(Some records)
⁂

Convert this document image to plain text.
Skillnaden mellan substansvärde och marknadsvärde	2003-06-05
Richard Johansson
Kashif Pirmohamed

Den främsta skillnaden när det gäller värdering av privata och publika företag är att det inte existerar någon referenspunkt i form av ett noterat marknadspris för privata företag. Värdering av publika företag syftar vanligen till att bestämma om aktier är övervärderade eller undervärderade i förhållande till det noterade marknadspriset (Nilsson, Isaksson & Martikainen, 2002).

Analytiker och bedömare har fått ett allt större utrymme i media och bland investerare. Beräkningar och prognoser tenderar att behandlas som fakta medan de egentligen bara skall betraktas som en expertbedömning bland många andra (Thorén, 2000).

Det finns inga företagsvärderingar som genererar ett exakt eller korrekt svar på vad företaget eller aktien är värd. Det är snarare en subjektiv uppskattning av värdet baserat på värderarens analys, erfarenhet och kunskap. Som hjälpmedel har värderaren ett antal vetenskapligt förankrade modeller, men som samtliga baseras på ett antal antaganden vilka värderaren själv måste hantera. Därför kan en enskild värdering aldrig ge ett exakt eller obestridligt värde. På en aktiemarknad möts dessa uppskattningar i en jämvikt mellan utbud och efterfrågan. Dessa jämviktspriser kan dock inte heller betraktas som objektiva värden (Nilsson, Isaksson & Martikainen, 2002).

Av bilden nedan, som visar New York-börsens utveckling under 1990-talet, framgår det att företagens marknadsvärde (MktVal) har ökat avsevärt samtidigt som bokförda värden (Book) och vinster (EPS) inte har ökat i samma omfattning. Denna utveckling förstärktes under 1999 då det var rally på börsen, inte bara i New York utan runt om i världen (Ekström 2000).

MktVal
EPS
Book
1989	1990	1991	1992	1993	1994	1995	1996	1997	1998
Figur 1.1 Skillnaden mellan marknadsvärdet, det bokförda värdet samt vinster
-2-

⁂

WHAT YOU HAVE TO DO:
Say how many lines in this material hold "värdet", and say nothing else.

PROBLEM SOLUTION:
2